_What to do_
Collect every line below that contains the word "încred".

##############################

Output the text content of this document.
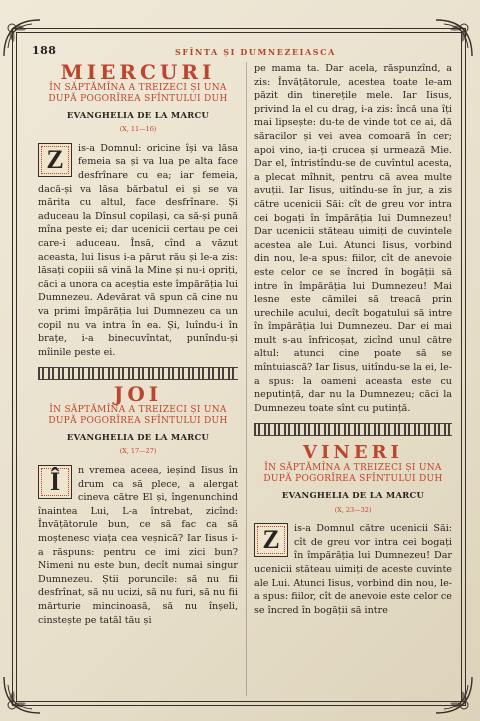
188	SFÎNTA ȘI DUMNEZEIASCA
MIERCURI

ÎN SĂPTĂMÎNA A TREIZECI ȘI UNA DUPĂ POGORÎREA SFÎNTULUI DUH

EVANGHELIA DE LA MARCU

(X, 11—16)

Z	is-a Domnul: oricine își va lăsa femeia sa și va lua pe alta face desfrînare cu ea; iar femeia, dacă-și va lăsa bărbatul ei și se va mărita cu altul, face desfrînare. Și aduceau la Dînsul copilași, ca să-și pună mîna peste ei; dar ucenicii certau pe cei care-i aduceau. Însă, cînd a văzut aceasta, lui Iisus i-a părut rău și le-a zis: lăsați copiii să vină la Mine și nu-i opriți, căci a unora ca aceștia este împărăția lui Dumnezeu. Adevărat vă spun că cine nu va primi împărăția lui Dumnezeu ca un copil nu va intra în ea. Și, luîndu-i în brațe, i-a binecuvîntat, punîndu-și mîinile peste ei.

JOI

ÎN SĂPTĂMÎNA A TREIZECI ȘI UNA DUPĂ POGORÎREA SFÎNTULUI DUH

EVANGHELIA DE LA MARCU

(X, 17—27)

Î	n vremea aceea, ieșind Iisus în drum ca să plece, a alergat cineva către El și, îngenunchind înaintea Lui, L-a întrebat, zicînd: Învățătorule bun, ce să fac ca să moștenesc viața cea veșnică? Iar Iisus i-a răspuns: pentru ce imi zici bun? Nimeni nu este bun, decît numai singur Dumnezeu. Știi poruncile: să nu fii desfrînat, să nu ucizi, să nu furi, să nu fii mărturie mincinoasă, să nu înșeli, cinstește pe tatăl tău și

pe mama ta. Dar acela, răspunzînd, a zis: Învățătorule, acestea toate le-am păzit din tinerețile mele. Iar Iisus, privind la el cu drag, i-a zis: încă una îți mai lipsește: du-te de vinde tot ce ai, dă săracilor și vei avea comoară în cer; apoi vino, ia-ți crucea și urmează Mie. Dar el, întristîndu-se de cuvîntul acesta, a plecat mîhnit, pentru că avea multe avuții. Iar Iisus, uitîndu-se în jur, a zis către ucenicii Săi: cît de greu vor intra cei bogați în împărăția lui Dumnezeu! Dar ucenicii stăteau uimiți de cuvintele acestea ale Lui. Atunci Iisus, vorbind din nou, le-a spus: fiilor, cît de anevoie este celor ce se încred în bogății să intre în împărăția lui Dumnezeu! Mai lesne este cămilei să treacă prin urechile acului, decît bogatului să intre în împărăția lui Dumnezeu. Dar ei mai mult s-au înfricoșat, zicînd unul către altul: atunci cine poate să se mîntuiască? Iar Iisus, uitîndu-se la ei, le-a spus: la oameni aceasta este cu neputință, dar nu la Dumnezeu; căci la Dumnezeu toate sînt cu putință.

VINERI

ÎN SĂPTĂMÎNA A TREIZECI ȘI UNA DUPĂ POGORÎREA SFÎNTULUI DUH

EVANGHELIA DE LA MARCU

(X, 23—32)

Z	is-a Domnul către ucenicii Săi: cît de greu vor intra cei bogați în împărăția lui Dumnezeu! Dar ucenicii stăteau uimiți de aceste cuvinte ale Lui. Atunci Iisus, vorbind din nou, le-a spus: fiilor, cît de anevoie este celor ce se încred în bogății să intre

##############################

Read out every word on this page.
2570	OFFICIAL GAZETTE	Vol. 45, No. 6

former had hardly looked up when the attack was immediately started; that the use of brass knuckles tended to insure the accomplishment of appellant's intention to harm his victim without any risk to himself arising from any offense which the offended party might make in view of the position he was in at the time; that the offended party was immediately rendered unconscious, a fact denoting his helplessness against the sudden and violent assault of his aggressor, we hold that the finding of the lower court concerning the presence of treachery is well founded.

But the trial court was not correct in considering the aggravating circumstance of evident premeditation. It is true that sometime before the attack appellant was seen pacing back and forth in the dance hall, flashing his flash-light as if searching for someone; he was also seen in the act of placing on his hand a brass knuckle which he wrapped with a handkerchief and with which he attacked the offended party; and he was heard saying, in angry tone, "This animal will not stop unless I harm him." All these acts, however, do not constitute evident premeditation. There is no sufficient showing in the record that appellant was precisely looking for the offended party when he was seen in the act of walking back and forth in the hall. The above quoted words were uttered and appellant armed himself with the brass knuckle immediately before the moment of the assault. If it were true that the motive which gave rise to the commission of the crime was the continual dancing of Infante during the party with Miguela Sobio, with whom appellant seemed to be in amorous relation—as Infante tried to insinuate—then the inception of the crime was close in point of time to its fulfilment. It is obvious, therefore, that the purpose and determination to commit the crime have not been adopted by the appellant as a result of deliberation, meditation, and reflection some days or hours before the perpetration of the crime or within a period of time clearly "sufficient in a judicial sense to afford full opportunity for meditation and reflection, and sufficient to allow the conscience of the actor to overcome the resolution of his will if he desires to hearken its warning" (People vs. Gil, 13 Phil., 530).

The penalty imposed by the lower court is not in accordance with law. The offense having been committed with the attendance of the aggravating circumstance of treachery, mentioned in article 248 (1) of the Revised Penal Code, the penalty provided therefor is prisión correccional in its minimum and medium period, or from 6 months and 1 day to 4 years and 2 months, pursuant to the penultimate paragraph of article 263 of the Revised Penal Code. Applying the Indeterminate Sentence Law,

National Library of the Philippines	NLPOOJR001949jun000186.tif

##############################

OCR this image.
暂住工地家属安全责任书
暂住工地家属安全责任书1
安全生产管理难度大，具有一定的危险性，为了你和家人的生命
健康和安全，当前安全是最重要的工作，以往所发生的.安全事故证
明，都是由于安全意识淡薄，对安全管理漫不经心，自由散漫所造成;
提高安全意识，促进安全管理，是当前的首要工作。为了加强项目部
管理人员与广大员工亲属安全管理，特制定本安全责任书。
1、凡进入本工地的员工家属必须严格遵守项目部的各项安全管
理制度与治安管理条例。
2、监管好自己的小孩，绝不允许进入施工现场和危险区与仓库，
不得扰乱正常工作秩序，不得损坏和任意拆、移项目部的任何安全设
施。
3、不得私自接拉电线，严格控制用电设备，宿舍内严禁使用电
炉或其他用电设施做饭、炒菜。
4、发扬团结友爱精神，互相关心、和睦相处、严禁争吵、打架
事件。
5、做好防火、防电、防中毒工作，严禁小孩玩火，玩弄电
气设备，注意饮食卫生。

##############################

_Answer to this exercise_
pe mama ta. Dar acela, răspunzînd, a zis: Învățătorule, acestea toate le-am păzit din tinerețile mele. Iar Iisus, privind la el cu drag, i-a zis: încă una îți mai lipsește: du-te de vinde tot ce ai, dă săracilor și vei avea comoară în cer; apoi vino, ia-ți crucea și urmează Mie. Dar el, întristîndu-se de cuvîntul acesta, a plecat mîhnit, pentru că avea multe avuții. Iar Iisus, uitîndu-se în jur, a zis către ucenicii Săi: cît de greu vor intra cei bogați în împărăția lui Dumnezeu! Dar ucenicii stăteau uimiți de cuvintele acestea ale Lui. Atunci Iisus, vorbind din nou, le-a spus: fiilor, cît de anevoie este celor ce se încred în bogății să intre în împărăția lui Dumnezeu! Mai lesne este cămilei să treacă prin urechile acului, decît bogatului să intre în împărăția lui Dumnezeu. Dar ei mai mult s-au înfricoșat, zicînd unul către altul: atunci cine poate să se mîntuiască? Iar Iisus, uitîndu-se la ei, le-a spus: la oameni aceasta este cu neputință, dar nu la Dumnezeu; căci la Dumnezeu toate sînt cu putință.
Z	is-a Domnul către ucenicii Săi: cît de greu vor intra cei bogați în împărăția lui Dumnezeu! Dar ucenicii stăteau uimiți de aceste cuvinte ale Lui. Atunci Iisus, vorbind din nou, le-a spus: fiilor, cît de anevoie este celor ce se încred în bogății să intre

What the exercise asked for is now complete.